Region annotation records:
────────────────

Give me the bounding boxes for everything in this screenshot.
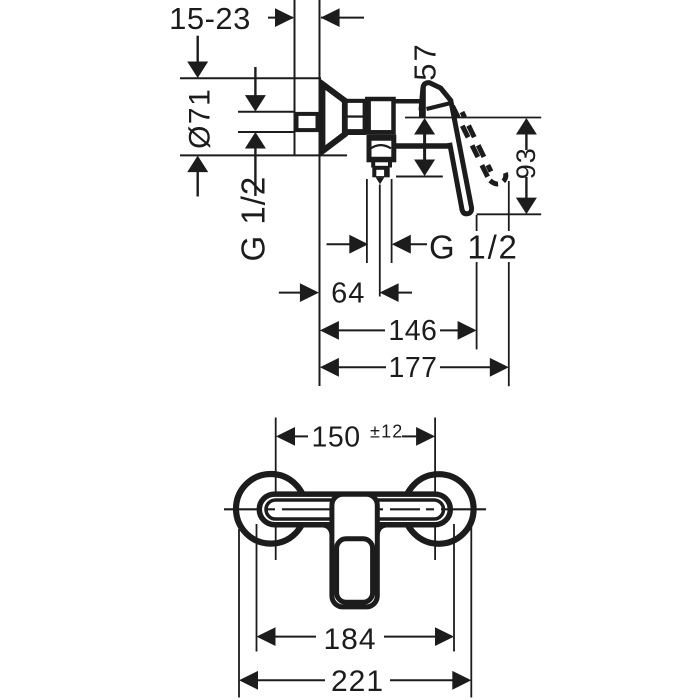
extension line 150 right <box>434 418 436 561</box>
outlet extension line right <box>391 179 393 263</box>
dimension 184 right arrow <box>435 627 454 646</box>
dimension 177 left arrow <box>320 358 339 377</box>
dimension 64 left arrow <box>279 292 301 294</box>
extension line 221 left <box>238 529 240 698</box>
lever grip dashed position line 1 <box>453 106 491 182</box>
body capsule inner <box>266 500 444 519</box>
svg-text:Ø71: Ø71 <box>184 88 217 149</box>
dimension 146 left arrow <box>320 321 339 340</box>
svg-text:93: 93 <box>511 147 541 179</box>
wall line W1 <box>294 0 296 156</box>
faucet body <box>367 99 393 132</box>
dimension 146 right arrow <box>458 321 477 340</box>
right escutcheon circle <box>404 474 474 544</box>
connection ring block <box>344 99 366 135</box>
lever pivot edge <box>419 102 424 118</box>
outlet ring <box>372 166 389 178</box>
extension line handle solid tip <box>476 215 478 349</box>
svg-text:G 1/2: G 1/2 <box>235 176 272 262</box>
left escutcheon circle <box>236 474 306 544</box>
lever grip dashed tip hook <box>490 171 506 185</box>
outlet tip <box>376 177 385 184</box>
extension line 184 right <box>453 524 455 652</box>
dimension 150 left arrow <box>276 427 295 446</box>
wall line W2 <box>319 0 321 386</box>
dimension G1/2 right right arrow <box>410 243 428 245</box>
svg-text:G 1/2: G 1/2 <box>429 228 519 265</box>
body capsule outer <box>259 494 450 525</box>
lever outline <box>421 83 472 214</box>
outlet extension line left <box>366 179 368 263</box>
handle front inner <box>337 539 373 603</box>
dimension dia71 lower arrow <box>196 172 198 197</box>
svg-text:184: 184 <box>323 623 376 656</box>
dimension 57 stem upper <box>423 86 425 118</box>
dimension 93 up arrow <box>516 118 537 135</box>
svg-text:177: 177 <box>388 352 437 384</box>
svg-text:57: 57 <box>408 42 443 80</box>
lever grip dashed position line 2 <box>462 112 491 172</box>
dimension 221 left arrow <box>239 671 258 690</box>
outlet neck <box>371 162 375 168</box>
dimension 93 down arrow <box>525 177 527 198</box>
dimension G1/2 left upper arrow <box>254 67 256 96</box>
extension line nipple top <box>238 111 294 113</box>
reference line 57/93 top <box>405 117 541 119</box>
dimension 15-23 left arrow <box>268 17 293 19</box>
dimension 184 left arrow <box>257 627 276 646</box>
dimension G1/2 left lower arrow <box>254 149 256 197</box>
outlet center extension line <box>379 185 381 297</box>
centerline dash-dot <box>224 508 486 510</box>
dimension G1/2 right label <box>427 231 518 262</box>
handle front outer <box>332 494 377 607</box>
dimension 57 down arrow <box>414 160 435 177</box>
dimension G1/2 right left arrow <box>327 243 351 245</box>
dimension 177 right arrow <box>490 358 509 377</box>
dimension 221 right arrow <box>452 671 471 690</box>
extension line bottom (dia 71 lower) <box>180 154 347 156</box>
reference line 93 bottom <box>477 213 542 215</box>
extension line nipple bottom <box>238 131 294 133</box>
dimension 57 stem middle <box>423 134 426 160</box>
dimension 177 label <box>386 354 440 380</box>
extension line handle dashed tip <box>508 181 510 386</box>
capsule-to-handle fillet left <box>324 525 332 534</box>
svg-text:221: 221 <box>331 665 384 698</box>
extension line 221 right <box>470 527 472 698</box>
svg-text:150: 150 <box>312 422 361 454</box>
dimension dia71 upper arrow <box>196 36 198 62</box>
svg-text:15-23: 15-23 <box>169 1 251 36</box>
check valve box <box>369 137 394 160</box>
extension line 150 left <box>275 418 277 561</box>
capsule-to-handle fillet right <box>378 525 386 534</box>
lever body fill <box>420 83 472 215</box>
svg-text:64: 64 <box>331 278 365 310</box>
reference line 57 bottom <box>396 176 443 178</box>
lever grip top inner line <box>427 103 451 109</box>
dimension 146 line <box>338 329 458 331</box>
extension line 184 left <box>256 524 258 652</box>
wall nipple square <box>297 114 318 130</box>
extension line top (dia 71 upper) <box>180 77 321 79</box>
cartridge cap top edge <box>396 99 422 104</box>
escutcheon cone <box>322 84 345 151</box>
dimension 64 right arrow <box>398 292 412 294</box>
cartridge cap bottom edge <box>396 143 451 149</box>
dimension 15-23 right arrow <box>321 17 364 19</box>
dimension 57 up arrow <box>414 118 435 135</box>
svg-text:146: 146 <box>388 315 437 347</box>
svg-text:±12: ±12 <box>370 422 404 442</box>
dimension 150 right arrow <box>416 427 435 446</box>
dimension 177 line <box>338 366 491 368</box>
dimension 146 label <box>385 317 440 343</box>
check valve dome arc <box>370 145 391 149</box>
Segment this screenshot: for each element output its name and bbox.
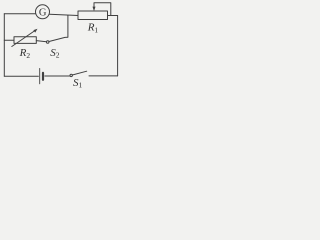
svg-text:G: G — [39, 8, 47, 19]
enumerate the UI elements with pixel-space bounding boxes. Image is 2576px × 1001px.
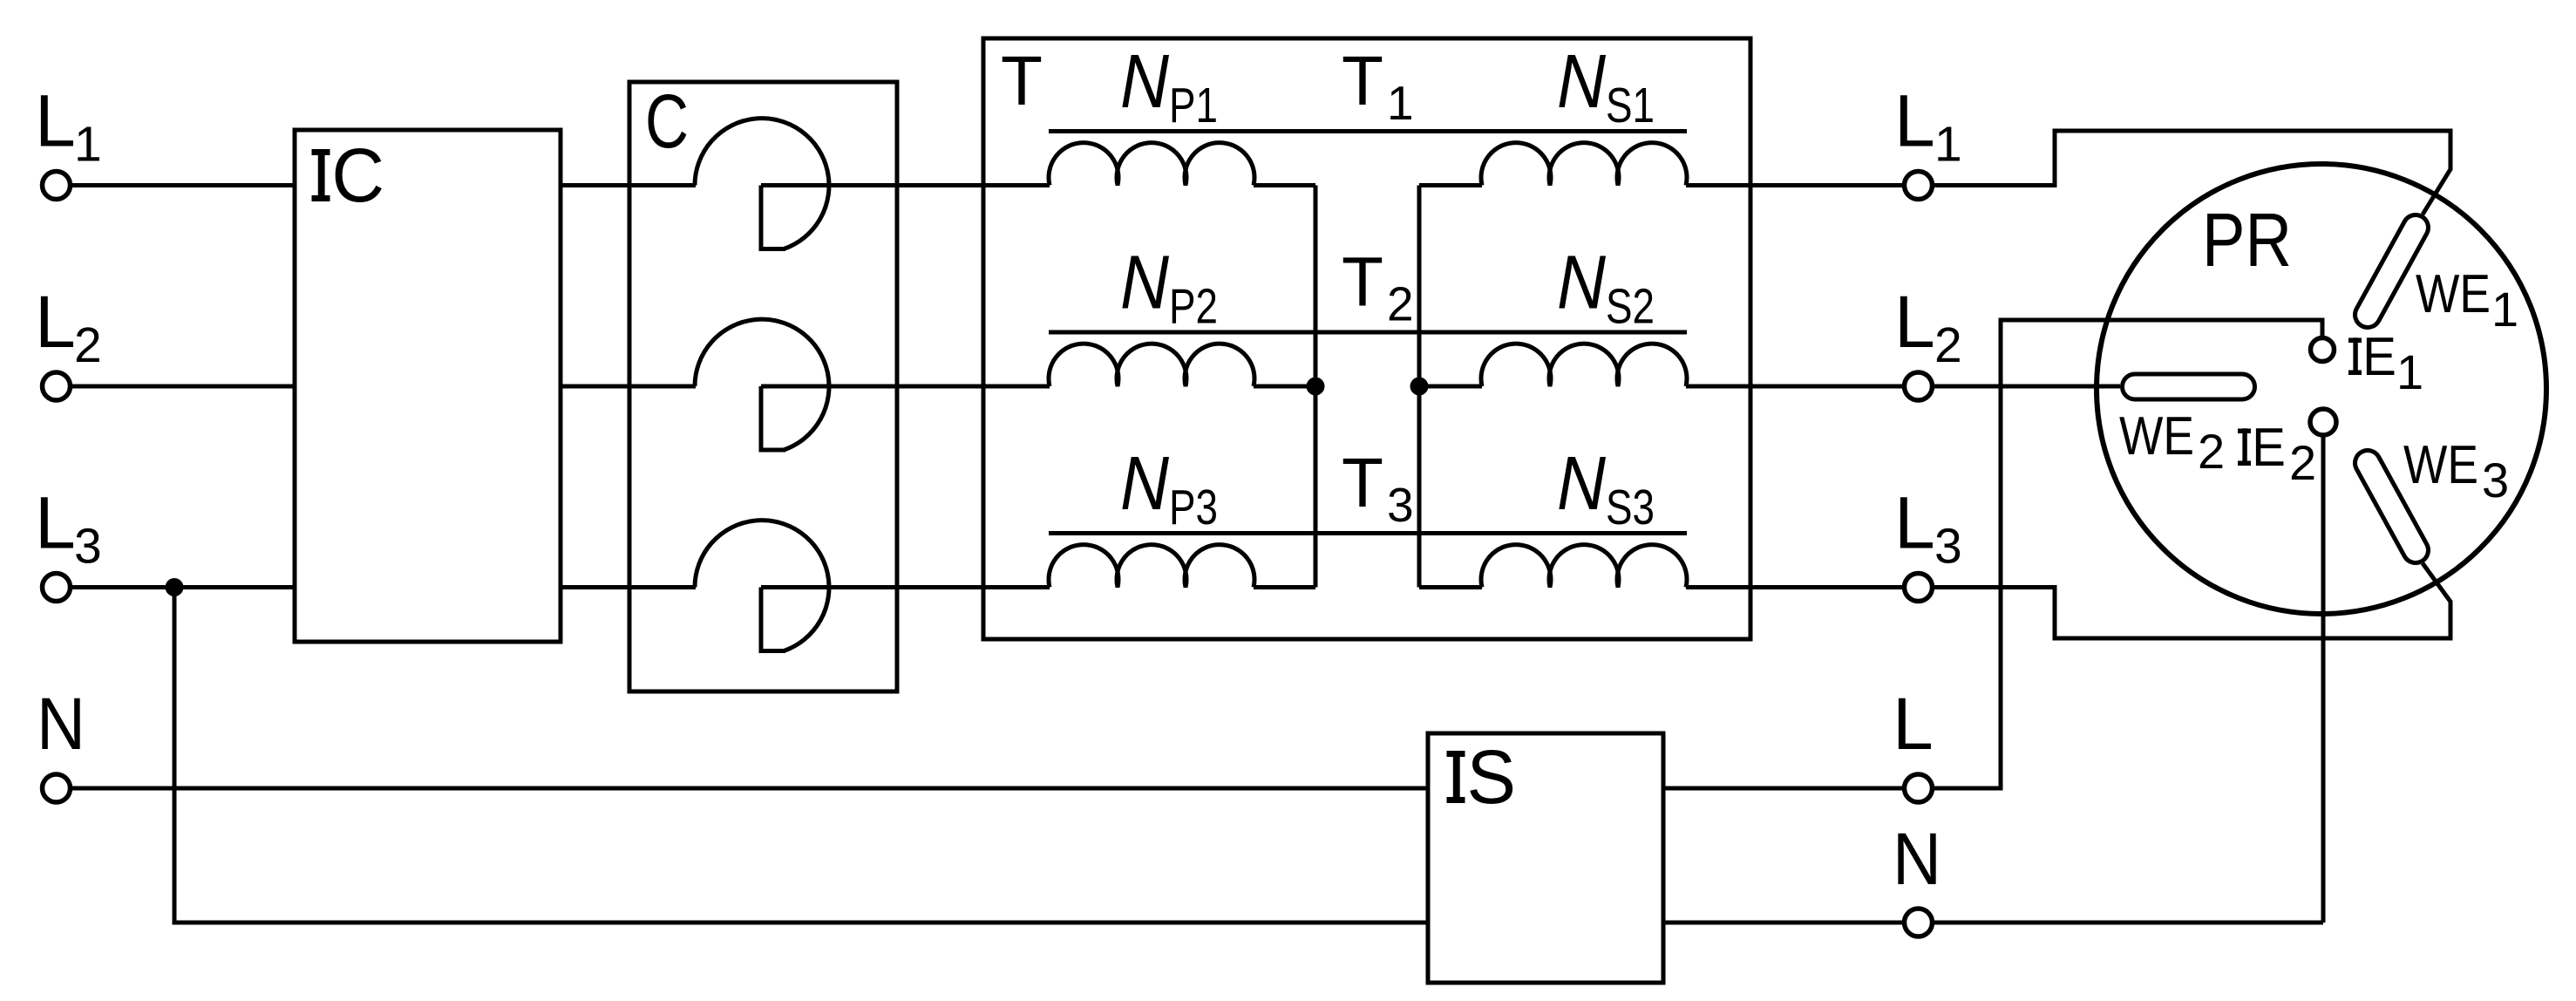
wire L3 terminal to IC xyxy=(72,585,295,589)
svg-text:L: L xyxy=(1894,482,1935,564)
svg-text:1: 1 xyxy=(1934,117,1962,173)
primary winding NP3 xyxy=(1049,545,1254,588)
filter block IC xyxy=(295,130,561,642)
hob plate PR xyxy=(2097,164,2546,614)
wire T to right terminal L1 xyxy=(1750,183,1902,187)
svg-text:N: N xyxy=(1120,441,1169,526)
wire secondary bus to NS3 xyxy=(1419,585,1482,589)
svg-text:L: L xyxy=(1894,80,1935,162)
primary winding NP1 xyxy=(1049,143,1254,186)
wire IS to N terminal xyxy=(1663,921,1902,925)
current sensor C3 arc xyxy=(695,521,829,651)
svg-text:L: L xyxy=(35,482,76,564)
wire L2 terminal to IC xyxy=(72,385,295,389)
wire L1 to WE1 xyxy=(1934,131,2450,214)
svg-text:N: N xyxy=(1557,241,1606,325)
current sensor C1 arc xyxy=(695,119,829,249)
svg-text:T: T xyxy=(1342,243,1383,321)
svg-text:N: N xyxy=(1120,241,1169,325)
current sensor C2 corner xyxy=(761,386,785,450)
svg-text:T: T xyxy=(1342,444,1383,521)
wire secondary bus to NS2 xyxy=(1419,385,1482,389)
wire NS1 to box edge xyxy=(1686,183,1750,187)
wire L2 to WE2 xyxy=(1934,385,2120,389)
wire into NP2 xyxy=(983,385,1050,389)
svg-text:IE: IE xyxy=(2348,327,2396,387)
wire NP3 to primary bus xyxy=(1254,585,1315,589)
wire into NP3 xyxy=(983,585,1050,589)
svg-text:L: L xyxy=(1893,683,1934,765)
svg-text:3: 3 xyxy=(1387,478,1414,532)
wire L3 to WE3 xyxy=(1934,563,2450,638)
current sensor C1 corner xyxy=(761,186,785,249)
svg-text:C: C xyxy=(645,79,689,164)
induction element IE1 xyxy=(2311,338,2335,362)
svg-text:2: 2 xyxy=(2289,435,2316,490)
wire IC to current sensor 1 xyxy=(561,183,696,187)
terminal L1 (left) xyxy=(43,172,71,200)
svg-text:N: N xyxy=(1893,818,1941,900)
svg-text:2: 2 xyxy=(1387,277,1414,331)
svg-text:N: N xyxy=(1557,441,1606,526)
secondary winding NS1 xyxy=(1481,143,1687,186)
wire sensor 2 to T xyxy=(761,385,983,389)
svg-text:P3: P3 xyxy=(1169,480,1218,535)
wire T to right terminal L3 xyxy=(1750,585,1902,589)
secondary winding NS3 xyxy=(1481,545,1687,588)
core line T1 xyxy=(1049,129,1687,133)
terminal L2 (left) xyxy=(43,372,71,400)
svg-text:WE: WE xyxy=(2416,264,2491,324)
wire NS2 to box edge xyxy=(1686,385,1750,389)
junction dot secondary bus xyxy=(1410,378,1429,396)
svg-text:L: L xyxy=(35,281,76,363)
transformer block T xyxy=(983,38,1750,639)
terminal L (right) xyxy=(1905,774,1933,802)
svg-text:N: N xyxy=(1120,39,1169,124)
wire NP2 to primary bus xyxy=(1254,385,1315,389)
wire IS to L terminal xyxy=(1663,786,1902,791)
svg-text:PR: PR xyxy=(2202,198,2292,283)
junction dot primary bus xyxy=(1307,378,1325,396)
svg-text:3: 3 xyxy=(1934,519,1962,575)
core line T2 xyxy=(1049,330,1687,335)
svg-text:1: 1 xyxy=(1387,76,1414,130)
L feed riser xyxy=(1933,320,2323,788)
wire N terminal to IE2 riser xyxy=(1934,921,2323,925)
wire IC to current sensor 2 xyxy=(561,385,696,389)
svg-text:1: 1 xyxy=(2396,344,2423,399)
current sensor C2 arc xyxy=(695,319,829,450)
svg-text:S2: S2 xyxy=(1606,279,1655,335)
svg-text:IC: IC xyxy=(311,133,384,218)
svg-text:WE: WE xyxy=(2403,435,2478,495)
svg-text:IE: IE xyxy=(2238,418,2286,478)
primary star bus xyxy=(1314,186,1318,588)
wire IC to current sensor 3 xyxy=(561,585,696,589)
secondary star bus xyxy=(1417,186,1422,588)
terminal L3 (left) xyxy=(43,574,71,602)
svg-text:L: L xyxy=(35,80,76,162)
wire sensor 3 to T xyxy=(761,585,983,589)
terminal L1 (right) xyxy=(1905,172,1933,200)
heating element WE1 xyxy=(2355,214,2429,327)
primary winding NP2 xyxy=(1049,344,1254,386)
core line T3 xyxy=(1049,531,1687,535)
current sensor C3 corner xyxy=(761,588,785,651)
heating element WE2 xyxy=(2123,374,2255,399)
svg-text:P1: P1 xyxy=(1169,78,1218,133)
branch L3 down to bottom wire xyxy=(174,588,1428,923)
wire sensor 1 to T xyxy=(761,183,983,187)
svg-text:P2: P2 xyxy=(1169,279,1218,335)
terminal N (right) xyxy=(1905,909,1933,936)
svg-text:WE: WE xyxy=(2119,406,2194,466)
power supply block IS xyxy=(1428,733,1663,983)
svg-text:N: N xyxy=(1557,39,1606,124)
svg-text:T: T xyxy=(1001,42,1043,119)
wire NP1 to primary bus xyxy=(1254,183,1315,187)
svg-text:S1: S1 xyxy=(1606,78,1655,133)
junction dot on L3 xyxy=(166,578,184,596)
terminal L3 (right) xyxy=(1905,574,1933,602)
svg-text:L: L xyxy=(1894,281,1935,363)
wire L1 terminal to IC xyxy=(72,183,295,187)
svg-text:2: 2 xyxy=(2198,424,2225,479)
terminal N (left) xyxy=(43,774,71,802)
svg-text:1: 1 xyxy=(74,117,102,173)
wire IE2 to N xyxy=(2321,435,2326,923)
wire T to right terminal L2 xyxy=(1750,385,1902,389)
wire N (left) to IS xyxy=(72,786,1428,791)
svg-text:N: N xyxy=(37,683,85,765)
induction element IE2 xyxy=(2310,409,2336,435)
wire into NP1 xyxy=(983,183,1050,187)
current-sensor block C xyxy=(629,82,897,691)
wire NS3 to box edge xyxy=(1686,585,1750,589)
svg-text:T: T xyxy=(1342,42,1383,119)
svg-text:3: 3 xyxy=(74,519,102,575)
svg-text:S3: S3 xyxy=(1606,480,1655,535)
heating element WE3 xyxy=(2355,451,2429,563)
terminal L2 (right) xyxy=(1905,372,1933,400)
svg-text:3: 3 xyxy=(2482,453,2509,507)
svg-text:1: 1 xyxy=(2491,282,2518,337)
svg-text:2: 2 xyxy=(74,317,102,373)
wire secondary bus to NS1 xyxy=(1419,183,1482,187)
secondary winding NS2 xyxy=(1481,344,1687,386)
svg-text:IS: IS xyxy=(1446,735,1516,820)
svg-text:2: 2 xyxy=(1934,317,1962,373)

────────────────

- **Given task**: Reproduce the rows above verbatim, starting at the line that contains "extension line 150 right" and stopping after the line that contains "lever grip dashed tip".

- **Reply**:
extension line 150 right <box>434 418 436 561</box>
outlet extension line right <box>391 179 393 263</box>
dimension 184 right arrow <box>435 627 454 646</box>
dimension 177 left arrow <box>320 358 339 377</box>
dimension 64 left arrow <box>279 292 301 294</box>
extension line 221 left <box>238 529 240 698</box>
lever grip dashed position line 1 <box>453 106 491 182</box>
body capsule inner <box>266 500 444 519</box>
svg-text:Ø71: Ø71 <box>184 88 217 149</box>
dimension 146 left arrow <box>320 321 339 340</box>
svg-text:93: 93 <box>511 147 541 179</box>
wall line W1 <box>294 0 296 156</box>
faucet body <box>367 99 393 132</box>
dimension 146 right arrow <box>458 321 477 340</box>
right escutcheon circle <box>404 474 474 544</box>
connection ring block <box>344 99 366 135</box>
lever pivot edge <box>419 102 424 118</box>
outlet ring <box>372 166 389 178</box>
extension line handle solid tip <box>476 215 478 349</box>
svg-text:G 1/2: G 1/2 <box>235 176 272 262</box>
left escutcheon circle <box>236 474 306 544</box>
lever grip dashed tip hook <box>490 171 506 185</box>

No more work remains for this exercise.